→ What is asked:
Print the listing in its entirety and exactly, leaving out images.

→ Data provided:
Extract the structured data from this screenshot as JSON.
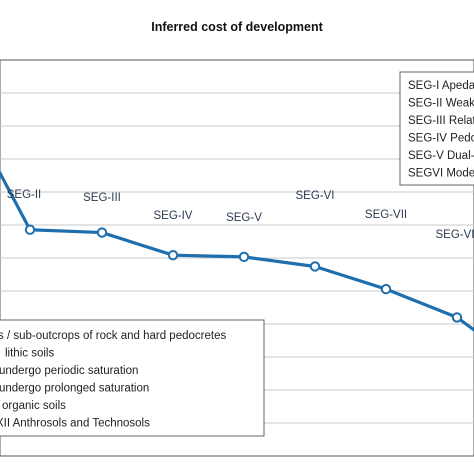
{
  "chart_data": {
    "type": "line",
    "title": "Inferred cost of development",
    "xlabel": "",
    "ylabel": "",
    "grid": true,
    "line_color": "#1f6fae",
    "categories": [
      "",
      "SEG-II",
      "SEG-III",
      "SEG-IV",
      "SEG-V",
      "SEG-VI",
      "SEG-VII",
      "SEG-VI",
      ""
    ],
    "series": [
      {
        "values": [
          8.2,
          7.0,
          6.95,
          6.55,
          6.52,
          6.35,
          5.95,
          5.45,
          5.15
        ]
      }
    ],
    "ylim": [
      3,
      10
    ],
    "legend_upper": [
      "SEG-I Apeda",
      "SEG-II Weak",
      "SEG-III Relat",
      "SEG-IV Pedoc",
      "SEG-V Dual-",
      "SEGVI Mode"
    ],
    "legend_lower": [
      "s / sub-outcrops of rock and hard pedocretes",
      "lithic soils",
      "undergo periodic saturation",
      "undergo prolonged saturation",
      "organic soils",
      "XII Anthrosols and Technosols"
    ]
  }
}
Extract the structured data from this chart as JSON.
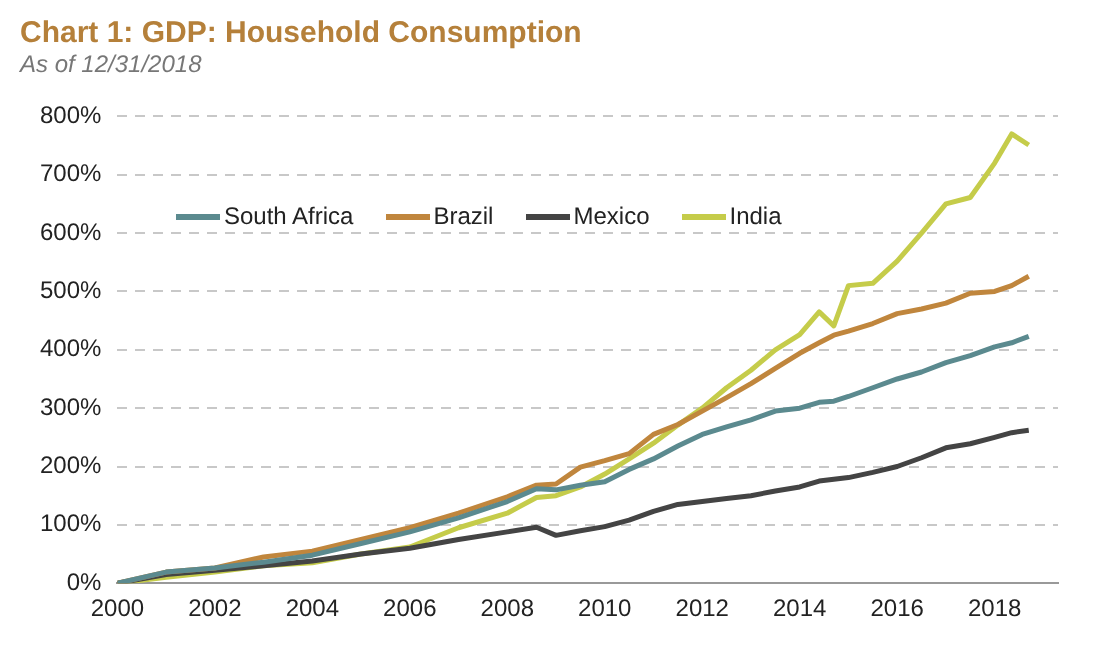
{
  "chart_data": {
    "type": "line",
    "title": "Chart 1: GDP: Household Consumption",
    "subtitle": "As of 12/31/2018",
    "xlim": [
      2000,
      2019.3
    ],
    "xticks": [
      2000,
      2002,
      2004,
      2006,
      2008,
      2010,
      2012,
      2014,
      2016,
      2018
    ],
    "ylim": [
      0,
      800
    ],
    "yticks": [
      {
        "value": 0,
        "label": "0%"
      },
      {
        "value": 100,
        "label": "100%"
      },
      {
        "value": 200,
        "label": "200%"
      },
      {
        "value": 300,
        "label": "300%"
      },
      {
        "value": 400,
        "label": "400%"
      },
      {
        "value": 500,
        "label": "500%"
      },
      {
        "value": 600,
        "label": "600%"
      },
      {
        "value": 700,
        "label": "700%"
      },
      {
        "value": 800,
        "label": "800%"
      }
    ],
    "grid": "y",
    "legend": "top left",
    "line_style": "solid",
    "marker": "none",
    "x": [
      2000,
      2001,
      2002,
      2003,
      2004,
      2005,
      2006,
      2007,
      2008,
      2008.6,
      2009,
      2009.5,
      2010,
      2010.5,
      2011,
      2011.5,
      2012,
      2012.5,
      2013,
      2013.5,
      2014,
      2014.4,
      2014.7,
      2015,
      2015.5,
      2016,
      2016.5,
      2017,
      2017.5,
      2018,
      2018.35,
      2018.7
    ],
    "series": [
      {
        "name": "South Africa",
        "color": "#5b8a8f",
        "values": [
          0,
          19,
          26,
          36,
          48,
          68,
          88,
          112,
          140,
          162,
          160,
          168,
          174,
          195,
          213,
          235,
          255,
          268,
          280,
          295,
          300,
          310,
          312,
          320,
          335,
          350,
          362,
          378,
          390,
          405,
          412,
          423
        ]
      },
      {
        "name": "Brazil",
        "color": "#c0863d",
        "values": [
          0,
          19,
          26,
          45,
          55,
          75,
          95,
          120,
          148,
          168,
          170,
          199,
          210,
          222,
          255,
          272,
          295,
          318,
          342,
          368,
          394,
          412,
          425,
          432,
          445,
          462,
          470,
          480,
          497,
          500,
          510,
          526
        ]
      },
      {
        "name": "Mexico",
        "color": "#444444",
        "values": [
          0,
          15,
          22,
          30,
          38,
          50,
          60,
          75,
          88,
          96,
          82,
          90,
          97,
          108,
          123,
          135,
          140,
          145,
          150,
          158,
          165,
          175,
          178,
          181,
          190,
          200,
          215,
          232,
          239,
          250,
          258,
          262
        ]
      },
      {
        "name": "India",
        "color": "#c5cc4a",
        "values": [
          0,
          10,
          19,
          30,
          35,
          50,
          62,
          95,
          120,
          147,
          150,
          165,
          187,
          213,
          240,
          271,
          300,
          335,
          365,
          400,
          426,
          465,
          441,
          510,
          514,
          552,
          600,
          650,
          661,
          720,
          770,
          751
        ]
      }
    ]
  }
}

→ Solution below:
Extract the structured data from this screenshot as JSON.
{
  "chart_data": {
    "type": "line",
    "title": "Inferred cost of development",
    "xlabel": "",
    "ylabel": "",
    "grid": true,
    "line_color": "#1f6fae",
    "categories": [
      "",
      "SEG-II",
      "SEG-III",
      "SEG-IV",
      "SEG-V",
      "SEG-VI",
      "SEG-VII",
      "SEG-VI",
      ""
    ],
    "series": [
      {
        "values": [
          8.2,
          7.0,
          6.95,
          6.55,
          6.52,
          6.35,
          5.95,
          5.45,
          5.15
        ]
      }
    ],
    "ylim": [
      3,
      10
    ],
    "legend_upper": [
      "SEG-I Apeda",
      "SEG-II Weak",
      "SEG-III Relat",
      "SEG-IV Pedoc",
      "SEG-V Dual-",
      "SEGVI Mode"
    ],
    "legend_lower": [
      "s / sub-outcrops of rock and hard pedocretes",
      "lithic soils",
      "undergo periodic saturation",
      "undergo prolonged saturation",
      "organic soils",
      "XII Anthrosols and Technosols"
    ]
  }
}
Extract the structured data from this chart as JSON.
{
  "chart_data": {
    "type": "line",
    "title": "Chart 1: GDP: Household Consumption",
    "subtitle": "As of 12/31/2018",
    "xlim": [
      2000,
      2019.3
    ],
    "xticks": [
      2000,
      2002,
      2004,
      2006,
      2008,
      2010,
      2012,
      2014,
      2016,
      2018
    ],
    "ylim": [
      0,
      800
    ],
    "yticks": [
      {
        "value": 0,
        "label": "0%"
      },
      {
        "value": 100,
        "label": "100%"
      },
      {
        "value": 200,
        "label": "200%"
      },
      {
        "value": 300,
        "label": "300%"
      },
      {
        "value": 400,
        "label": "400%"
      },
      {
        "value": 500,
        "label": "500%"
      },
      {
        "value": 600,
        "label": "600%"
      },
      {
        "value": 700,
        "label": "700%"
      },
      {
        "value": 800,
        "label": "800%"
      }
    ],
    "grid": "y",
    "legend": "top left",
    "line_style": "solid",
    "marker": "none",
    "x": [
      2000,
      2001,
      2002,
      2003,
      2004,
      2005,
      2006,
      2007,
      2008,
      2008.6,
      2009,
      2009.5,
      2010,
      2010.5,
      2011,
      2011.5,
      2012,
      2012.5,
      2013,
      2013.5,
      2014,
      2014.4,
      2014.7,
      2015,
      2015.5,
      2016,
      2016.5,
      2017,
      2017.5,
      2018,
      2018.35,
      2018.7
    ],
    "series": [
      {
        "name": "South Africa",
        "color": "#5b8a8f",
        "values": [
          0,
          19,
          26,
          36,
          48,
          68,
          88,
          112,
          140,
          162,
          160,
          168,
          174,
          195,
          213,
          235,
          255,
          268,
          280,
          295,
          300,
          310,
          312,
          320,
          335,
          350,
          362,
          378,
          390,
          405,
          412,
          423
        ]
      },
      {
        "name": "Brazil",
        "color": "#c0863d",
        "values": [
          0,
          19,
          26,
          45,
          55,
          75,
          95,
          120,
          148,
          168,
          170,
          199,
          210,
          222,
          255,
          272,
          295,
          318,
          342,
          368,
          394,
          412,
          425,
          432,
          445,
          462,
          470,
          480,
          497,
          500,
          510,
          526
        ]
      },
      {
        "name": "Mexico",
        "color": "#444444",
        "values": [
          0,
          15,
          22,
          30,
          38,
          50,
          60,
          75,
          88,
          96,
          82,
          90,
          97,
          108,
          123,
          135,
          140,
          145,
          150,
          158,
          165,
          175,
          178,
          181,
          190,
          200,
          215,
          232,
          239,
          250,
          258,
          262
        ]
      },
      {
        "name": "India",
        "color": "#c5cc4a",
        "values": [
          0,
          10,
          19,
          30,
          35,
          50,
          62,
          95,
          120,
          147,
          150,
          165,
          187,
          213,
          240,
          271,
          300,
          335,
          365,
          400,
          426,
          465,
          441,
          510,
          514,
          552,
          600,
          650,
          661,
          720,
          770,
          751
        ]
      }
    ]
  }
}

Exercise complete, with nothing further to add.